■ **TO DO**
Only a number is expected: how many lines in the data below contain the word "平行四边形性质".

[Extracted records]
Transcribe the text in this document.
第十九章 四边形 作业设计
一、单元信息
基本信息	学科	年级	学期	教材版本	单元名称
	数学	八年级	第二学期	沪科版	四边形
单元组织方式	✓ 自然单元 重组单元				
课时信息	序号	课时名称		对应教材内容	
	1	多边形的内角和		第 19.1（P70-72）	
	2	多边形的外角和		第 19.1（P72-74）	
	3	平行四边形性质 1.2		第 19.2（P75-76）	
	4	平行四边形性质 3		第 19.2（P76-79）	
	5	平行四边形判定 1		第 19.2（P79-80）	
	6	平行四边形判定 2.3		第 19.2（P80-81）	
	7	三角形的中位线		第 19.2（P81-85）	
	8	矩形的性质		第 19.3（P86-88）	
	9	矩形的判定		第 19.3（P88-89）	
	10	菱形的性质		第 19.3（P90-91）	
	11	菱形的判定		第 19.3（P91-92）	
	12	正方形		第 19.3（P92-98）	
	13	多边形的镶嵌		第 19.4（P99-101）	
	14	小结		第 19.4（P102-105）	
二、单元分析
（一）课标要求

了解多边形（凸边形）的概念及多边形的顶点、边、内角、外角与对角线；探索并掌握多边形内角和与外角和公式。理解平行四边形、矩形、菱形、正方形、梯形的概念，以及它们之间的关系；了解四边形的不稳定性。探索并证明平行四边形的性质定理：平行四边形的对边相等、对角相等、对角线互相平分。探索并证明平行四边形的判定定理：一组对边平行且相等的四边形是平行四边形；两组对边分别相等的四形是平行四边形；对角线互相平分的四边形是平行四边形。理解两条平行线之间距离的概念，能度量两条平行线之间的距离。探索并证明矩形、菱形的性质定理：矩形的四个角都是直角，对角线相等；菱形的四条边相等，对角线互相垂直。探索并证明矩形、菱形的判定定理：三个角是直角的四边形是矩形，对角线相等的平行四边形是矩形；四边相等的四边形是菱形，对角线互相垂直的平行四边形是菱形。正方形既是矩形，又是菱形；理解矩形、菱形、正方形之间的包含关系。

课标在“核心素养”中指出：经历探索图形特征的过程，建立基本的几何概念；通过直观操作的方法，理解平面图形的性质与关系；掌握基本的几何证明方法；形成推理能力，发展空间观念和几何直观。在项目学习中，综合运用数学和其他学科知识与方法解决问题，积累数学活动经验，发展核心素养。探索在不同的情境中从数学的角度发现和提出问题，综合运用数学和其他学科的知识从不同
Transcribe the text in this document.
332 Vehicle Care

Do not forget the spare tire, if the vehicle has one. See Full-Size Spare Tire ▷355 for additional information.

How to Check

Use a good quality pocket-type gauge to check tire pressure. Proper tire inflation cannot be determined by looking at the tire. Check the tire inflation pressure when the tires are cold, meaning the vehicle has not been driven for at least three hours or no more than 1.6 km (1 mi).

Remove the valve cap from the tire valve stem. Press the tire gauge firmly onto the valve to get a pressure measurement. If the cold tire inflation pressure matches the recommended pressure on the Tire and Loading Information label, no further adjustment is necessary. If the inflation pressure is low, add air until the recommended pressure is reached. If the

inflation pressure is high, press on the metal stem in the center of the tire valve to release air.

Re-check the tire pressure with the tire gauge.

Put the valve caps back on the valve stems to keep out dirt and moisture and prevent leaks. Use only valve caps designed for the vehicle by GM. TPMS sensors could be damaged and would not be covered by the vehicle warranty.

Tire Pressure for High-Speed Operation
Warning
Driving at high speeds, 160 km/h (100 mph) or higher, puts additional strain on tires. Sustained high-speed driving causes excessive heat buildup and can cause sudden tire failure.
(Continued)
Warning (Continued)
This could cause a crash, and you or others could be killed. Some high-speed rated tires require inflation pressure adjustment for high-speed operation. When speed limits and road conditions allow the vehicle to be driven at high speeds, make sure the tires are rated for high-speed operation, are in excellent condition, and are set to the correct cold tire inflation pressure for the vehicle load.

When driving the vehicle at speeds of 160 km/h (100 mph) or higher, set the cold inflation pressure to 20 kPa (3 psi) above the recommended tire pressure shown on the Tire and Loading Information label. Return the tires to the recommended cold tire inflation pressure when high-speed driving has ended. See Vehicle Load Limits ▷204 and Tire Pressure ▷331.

■ **FULL SOLUTION**
2